How many lines in the material below contain the word "Open"? Reply with the number only.
*****
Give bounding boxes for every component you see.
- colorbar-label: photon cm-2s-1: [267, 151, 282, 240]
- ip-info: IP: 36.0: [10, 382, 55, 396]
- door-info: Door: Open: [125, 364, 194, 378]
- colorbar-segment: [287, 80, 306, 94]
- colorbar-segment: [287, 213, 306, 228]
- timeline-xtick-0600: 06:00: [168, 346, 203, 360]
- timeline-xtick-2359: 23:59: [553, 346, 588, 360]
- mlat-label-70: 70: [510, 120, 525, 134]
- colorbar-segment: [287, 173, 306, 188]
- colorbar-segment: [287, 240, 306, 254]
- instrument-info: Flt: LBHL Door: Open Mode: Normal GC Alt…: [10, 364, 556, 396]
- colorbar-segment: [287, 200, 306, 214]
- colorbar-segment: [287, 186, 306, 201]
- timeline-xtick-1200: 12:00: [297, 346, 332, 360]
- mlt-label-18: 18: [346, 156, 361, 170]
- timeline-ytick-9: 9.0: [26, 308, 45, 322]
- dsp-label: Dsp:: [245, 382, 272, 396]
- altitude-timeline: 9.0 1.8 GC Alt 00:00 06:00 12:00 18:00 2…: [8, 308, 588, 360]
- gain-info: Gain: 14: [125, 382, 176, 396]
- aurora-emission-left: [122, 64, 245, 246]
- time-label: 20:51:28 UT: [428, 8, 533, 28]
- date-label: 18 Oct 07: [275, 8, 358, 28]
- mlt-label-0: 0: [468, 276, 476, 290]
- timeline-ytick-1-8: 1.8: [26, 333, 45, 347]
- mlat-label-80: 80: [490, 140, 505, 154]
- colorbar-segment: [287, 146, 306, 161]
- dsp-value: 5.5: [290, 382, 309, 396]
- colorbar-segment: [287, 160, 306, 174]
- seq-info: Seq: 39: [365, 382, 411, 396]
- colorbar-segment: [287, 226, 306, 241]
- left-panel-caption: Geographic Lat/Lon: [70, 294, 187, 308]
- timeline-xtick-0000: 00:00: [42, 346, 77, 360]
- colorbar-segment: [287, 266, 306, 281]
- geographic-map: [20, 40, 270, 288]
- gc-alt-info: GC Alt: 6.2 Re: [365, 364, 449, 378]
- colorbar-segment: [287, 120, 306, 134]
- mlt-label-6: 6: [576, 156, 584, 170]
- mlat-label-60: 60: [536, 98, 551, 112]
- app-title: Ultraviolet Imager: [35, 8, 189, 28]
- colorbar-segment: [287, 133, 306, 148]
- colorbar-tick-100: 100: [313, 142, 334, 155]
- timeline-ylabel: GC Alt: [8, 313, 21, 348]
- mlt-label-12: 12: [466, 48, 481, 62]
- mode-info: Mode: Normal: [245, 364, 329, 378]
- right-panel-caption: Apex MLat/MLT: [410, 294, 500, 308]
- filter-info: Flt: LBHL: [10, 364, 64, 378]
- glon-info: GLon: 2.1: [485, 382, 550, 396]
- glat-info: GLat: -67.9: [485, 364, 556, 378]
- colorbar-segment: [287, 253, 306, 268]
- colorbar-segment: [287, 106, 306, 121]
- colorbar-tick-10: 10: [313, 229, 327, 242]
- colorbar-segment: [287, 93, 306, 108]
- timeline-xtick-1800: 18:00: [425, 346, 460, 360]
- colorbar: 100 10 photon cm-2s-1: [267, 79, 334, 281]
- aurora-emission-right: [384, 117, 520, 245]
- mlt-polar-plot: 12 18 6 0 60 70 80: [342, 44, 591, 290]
*****
SOLVED EXERCISE
2